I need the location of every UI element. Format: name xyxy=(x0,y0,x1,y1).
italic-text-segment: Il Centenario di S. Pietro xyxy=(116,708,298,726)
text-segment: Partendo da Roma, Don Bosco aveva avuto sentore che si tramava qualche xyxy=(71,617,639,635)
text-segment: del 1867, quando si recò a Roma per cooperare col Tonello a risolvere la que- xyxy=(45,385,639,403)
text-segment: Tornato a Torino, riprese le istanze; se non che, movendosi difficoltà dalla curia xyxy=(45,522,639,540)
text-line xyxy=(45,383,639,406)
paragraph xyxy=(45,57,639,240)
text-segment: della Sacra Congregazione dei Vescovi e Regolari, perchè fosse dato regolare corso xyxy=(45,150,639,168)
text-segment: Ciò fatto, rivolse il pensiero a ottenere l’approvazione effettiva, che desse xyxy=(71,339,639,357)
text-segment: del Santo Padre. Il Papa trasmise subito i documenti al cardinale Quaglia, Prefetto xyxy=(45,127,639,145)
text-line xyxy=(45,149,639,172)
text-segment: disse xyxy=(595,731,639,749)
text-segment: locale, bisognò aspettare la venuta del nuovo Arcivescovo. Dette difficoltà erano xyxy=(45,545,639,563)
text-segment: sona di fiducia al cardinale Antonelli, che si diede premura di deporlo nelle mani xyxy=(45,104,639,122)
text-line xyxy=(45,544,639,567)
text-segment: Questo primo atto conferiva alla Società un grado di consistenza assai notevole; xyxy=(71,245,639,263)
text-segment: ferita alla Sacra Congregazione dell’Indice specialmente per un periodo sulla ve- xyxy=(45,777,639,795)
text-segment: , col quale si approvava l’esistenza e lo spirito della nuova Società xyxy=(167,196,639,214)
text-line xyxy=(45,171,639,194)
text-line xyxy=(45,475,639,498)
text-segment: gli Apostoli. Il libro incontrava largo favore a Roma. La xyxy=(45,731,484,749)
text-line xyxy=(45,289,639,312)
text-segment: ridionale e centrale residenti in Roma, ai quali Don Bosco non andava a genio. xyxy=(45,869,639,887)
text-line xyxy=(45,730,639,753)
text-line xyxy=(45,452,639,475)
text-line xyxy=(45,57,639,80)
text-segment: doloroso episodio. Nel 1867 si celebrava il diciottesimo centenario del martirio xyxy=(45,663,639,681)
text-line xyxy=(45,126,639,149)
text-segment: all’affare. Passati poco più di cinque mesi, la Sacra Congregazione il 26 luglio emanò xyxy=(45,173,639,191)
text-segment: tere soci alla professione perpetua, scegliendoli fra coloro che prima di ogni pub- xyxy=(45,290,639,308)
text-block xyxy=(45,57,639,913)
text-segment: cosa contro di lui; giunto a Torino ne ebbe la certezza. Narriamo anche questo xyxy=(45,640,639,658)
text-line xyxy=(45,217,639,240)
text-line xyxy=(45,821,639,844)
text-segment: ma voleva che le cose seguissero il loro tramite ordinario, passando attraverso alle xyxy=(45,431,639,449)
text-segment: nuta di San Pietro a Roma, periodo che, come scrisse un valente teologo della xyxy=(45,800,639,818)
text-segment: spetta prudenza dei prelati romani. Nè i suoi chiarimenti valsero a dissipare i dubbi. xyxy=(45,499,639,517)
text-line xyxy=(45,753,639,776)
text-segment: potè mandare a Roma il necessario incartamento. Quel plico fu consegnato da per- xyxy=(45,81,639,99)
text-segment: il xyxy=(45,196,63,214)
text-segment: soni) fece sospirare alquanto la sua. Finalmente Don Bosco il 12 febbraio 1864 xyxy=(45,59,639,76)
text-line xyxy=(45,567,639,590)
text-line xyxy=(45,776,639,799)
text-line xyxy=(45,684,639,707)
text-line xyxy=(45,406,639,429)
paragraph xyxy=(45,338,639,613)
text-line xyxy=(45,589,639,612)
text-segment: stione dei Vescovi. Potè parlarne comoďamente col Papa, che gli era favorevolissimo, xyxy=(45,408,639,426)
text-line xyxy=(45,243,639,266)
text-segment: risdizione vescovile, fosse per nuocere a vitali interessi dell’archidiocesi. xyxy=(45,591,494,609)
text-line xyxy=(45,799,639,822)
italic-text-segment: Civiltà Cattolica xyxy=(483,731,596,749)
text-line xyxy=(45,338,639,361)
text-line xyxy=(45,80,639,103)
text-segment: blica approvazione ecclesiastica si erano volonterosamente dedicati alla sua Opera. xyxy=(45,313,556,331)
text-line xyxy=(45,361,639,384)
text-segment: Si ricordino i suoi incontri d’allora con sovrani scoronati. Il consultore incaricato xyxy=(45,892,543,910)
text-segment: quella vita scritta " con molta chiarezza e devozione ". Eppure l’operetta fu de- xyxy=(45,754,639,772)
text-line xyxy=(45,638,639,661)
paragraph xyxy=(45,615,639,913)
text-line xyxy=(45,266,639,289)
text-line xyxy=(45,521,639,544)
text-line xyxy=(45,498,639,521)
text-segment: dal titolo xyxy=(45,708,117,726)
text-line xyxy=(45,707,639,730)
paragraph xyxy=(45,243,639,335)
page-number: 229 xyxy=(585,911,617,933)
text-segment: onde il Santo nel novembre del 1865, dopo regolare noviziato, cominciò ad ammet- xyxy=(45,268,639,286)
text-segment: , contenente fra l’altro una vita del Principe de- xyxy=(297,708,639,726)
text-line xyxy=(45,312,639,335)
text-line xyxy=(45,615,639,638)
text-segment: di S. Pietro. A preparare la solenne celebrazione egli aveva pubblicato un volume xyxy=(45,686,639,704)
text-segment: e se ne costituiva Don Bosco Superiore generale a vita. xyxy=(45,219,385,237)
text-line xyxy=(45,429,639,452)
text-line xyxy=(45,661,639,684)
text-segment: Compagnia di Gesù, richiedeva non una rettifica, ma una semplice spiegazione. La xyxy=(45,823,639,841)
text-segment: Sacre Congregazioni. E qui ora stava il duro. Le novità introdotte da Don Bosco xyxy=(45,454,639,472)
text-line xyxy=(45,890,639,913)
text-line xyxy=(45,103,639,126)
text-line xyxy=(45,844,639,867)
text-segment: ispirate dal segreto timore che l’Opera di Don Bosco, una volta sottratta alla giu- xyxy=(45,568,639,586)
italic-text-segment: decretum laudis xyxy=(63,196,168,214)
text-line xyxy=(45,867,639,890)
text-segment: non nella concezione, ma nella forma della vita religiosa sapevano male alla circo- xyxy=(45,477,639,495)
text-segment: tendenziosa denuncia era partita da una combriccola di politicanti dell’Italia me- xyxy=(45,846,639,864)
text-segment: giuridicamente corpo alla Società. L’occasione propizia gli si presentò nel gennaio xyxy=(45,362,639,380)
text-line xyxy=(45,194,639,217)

(WRITTEN EXERCISE):
Please revise the rows above so that every "text-line" becomes "line", leaving everything else unchanged.

(TASK ANSWER):
I need the location of every UI element. Format: name xyxy=(x0,y0,x1,y1).
italic-text-segment: Il Centenario di S. Pietro xyxy=(116,708,298,726)
text-segment: Partendo da Roma, Don Bosco aveva avuto sentore che si tramava qualche xyxy=(71,617,639,635)
text-segment: del 1867, quando si recò a Roma per cooperare col Tonello a risolvere la que- xyxy=(45,385,639,403)
text-segment: Tornato a Torino, riprese le istanze; se non che, movendosi difficoltà dalla curia xyxy=(45,522,639,540)
line xyxy=(45,383,639,406)
paragraph xyxy=(45,57,639,240)
text-segment: della Sacra Congregazione dei Vescovi e Regolari, perchè fosse dato regolare corso xyxy=(45,150,639,168)
text-segment: Ciò fatto, rivolse il pensiero a ottenere l’approvazione effettiva, che desse xyxy=(71,339,639,357)
text-segment: del Santo Padre. Il Papa trasmise subito i documenti al cardinale Quaglia, Prefetto xyxy=(45,127,639,145)
line xyxy=(45,149,639,172)
text-segment: disse xyxy=(595,731,639,749)
text-segment: locale, bisognò aspettare la venuta del nuovo Arcivescovo. Dette difficoltà erano xyxy=(45,545,639,563)
text-segment: sona di fiducia al cardinale Antonelli, che si diede premura di deporlo nelle mani xyxy=(45,104,639,122)
line xyxy=(45,544,639,567)
text-segment: Questo primo atto conferiva alla Società un grado di consistenza assai notevole; xyxy=(71,245,639,263)
text-segment: ferita alla Sacra Congregazione dell’Indice specialmente per un periodo sulla ve- xyxy=(45,777,639,795)
text-segment: , col quale si approvava l’esistenza e lo spirito della nuova Società xyxy=(167,196,639,214)
line xyxy=(45,171,639,194)
line xyxy=(45,475,639,498)
text-segment: gli Apostoli. Il libro incontrava largo favore a Roma. La xyxy=(45,731,484,749)
line xyxy=(45,289,639,312)
text-segment: ridionale e centrale residenti in Roma, ai quali Don Bosco non andava a genio. xyxy=(45,869,639,887)
line xyxy=(45,730,639,753)
line xyxy=(45,452,639,475)
line xyxy=(45,57,639,80)
text-segment: doloroso episodio. Nel 1867 si celebrava il diciottesimo centenario del martirio xyxy=(45,663,639,681)
line xyxy=(45,126,639,149)
text-segment: all’affare. Passati poco più di cinque mesi, la Sacra Congregazione il 26 luglio emanò xyxy=(45,173,639,191)
text-segment: tere soci alla professione perpetua, scegliendoli fra coloro che prima di ogni pub- xyxy=(45,290,639,308)
text-block xyxy=(45,57,639,913)
text-segment: cosa contro di lui; giunto a Torino ne ebbe la certezza. Narriamo anche questo xyxy=(45,640,639,658)
line xyxy=(45,217,639,240)
line xyxy=(45,821,639,844)
text-segment: ma voleva che le cose seguissero il loro tramite ordinario, passando attraverso alle xyxy=(45,431,639,449)
text-segment: nuta di San Pietro a Roma, periodo che, come scrisse un valente teologo della xyxy=(45,800,639,818)
text-segment: spetta prudenza dei prelati romani. Nè i suoi chiarimenti valsero a dissipare i dubbi. xyxy=(45,499,639,517)
line xyxy=(45,753,639,776)
text-segment: potè mandare a Roma il necessario incartamento. Quel plico fu consegnato da per- xyxy=(45,81,639,99)
text-segment: il xyxy=(45,196,63,214)
text-segment: soni) fece sospirare alquanto la sua. Finalmente Don Bosco il 12 febbraio 1864 xyxy=(45,59,639,76)
line xyxy=(45,567,639,590)
line xyxy=(45,776,639,799)
line xyxy=(45,684,639,707)
line xyxy=(45,406,639,429)
paragraph xyxy=(45,338,639,613)
line xyxy=(45,589,639,612)
text-segment: stione dei Vescovi. Potè parlarne comoďamente col Papa, che gli era favorevolissimo, xyxy=(45,408,639,426)
line xyxy=(45,243,639,266)
text-segment: risdizione vescovile, fosse per nuocere a vitali interessi dell’archidiocesi. xyxy=(45,591,494,609)
line xyxy=(45,799,639,822)
italic-text-segment: Civiltà Cattolica xyxy=(483,731,596,749)
line xyxy=(45,338,639,361)
line xyxy=(45,80,639,103)
text-segment: blica approvazione ecclesiastica si erano volonterosamente dedicati alla sua Opera. xyxy=(45,313,556,331)
line xyxy=(45,361,639,384)
text-segment: Si ricordino i suoi incontri d’allora con sovrani scoronati. Il consultore incaricato xyxy=(45,892,543,910)
text-segment: quella vita scritta " con molta chiarezza e devozione ". Eppure l’operetta fu de- xyxy=(45,754,639,772)
line xyxy=(45,638,639,661)
paragraph xyxy=(45,615,639,913)
line xyxy=(45,266,639,289)
line xyxy=(45,521,639,544)
line xyxy=(45,498,639,521)
text-segment: dal titolo xyxy=(45,708,117,726)
line xyxy=(45,707,639,730)
paragraph xyxy=(45,243,639,335)
page-number: 229 xyxy=(585,911,617,933)
text-segment: onde il Santo nel novembre del 1865, dopo regolare noviziato, cominciò ad ammet- xyxy=(45,268,639,286)
text-segment: , contenente fra l’altro una vita del Principe de- xyxy=(297,708,639,726)
line xyxy=(45,312,639,335)
line xyxy=(45,615,639,638)
text-segment: di S. Pietro. A preparare la solenne celebrazione egli aveva pubblicato un volume xyxy=(45,686,639,704)
text-segment: e se ne costituiva Don Bosco Superiore generale a vita. xyxy=(45,219,385,237)
line xyxy=(45,429,639,452)
line xyxy=(45,661,639,684)
text-segment: Compagnia di Gesù, richiedeva non una rettifica, ma una semplice spiegazione. La xyxy=(45,823,639,841)
text-segment: Sacre Congregazioni. E qui ora stava il duro. Le novità introdotte da Don Bosco xyxy=(45,454,639,472)
line xyxy=(45,890,639,913)
line xyxy=(45,103,639,126)
line xyxy=(45,844,639,867)
text-segment: ispirate dal segreto timore che l’Opera di Don Bosco, una volta sottratta alla giu- xyxy=(45,568,639,586)
italic-text-segment: decretum laudis xyxy=(63,196,168,214)
line xyxy=(45,867,639,890)
text-segment: non nella concezione, ma nella forma della vita religiosa sapevano male alla circo- xyxy=(45,477,639,495)
text-segment: tendenziosa denuncia era partita da una combriccola di politicanti dell’Italia me- xyxy=(45,846,639,864)
text-segment: giuridicamente corpo alla Società. L’occasione propizia gli si presentò nel gennaio xyxy=(45,362,639,380)
line xyxy=(45,194,639,217)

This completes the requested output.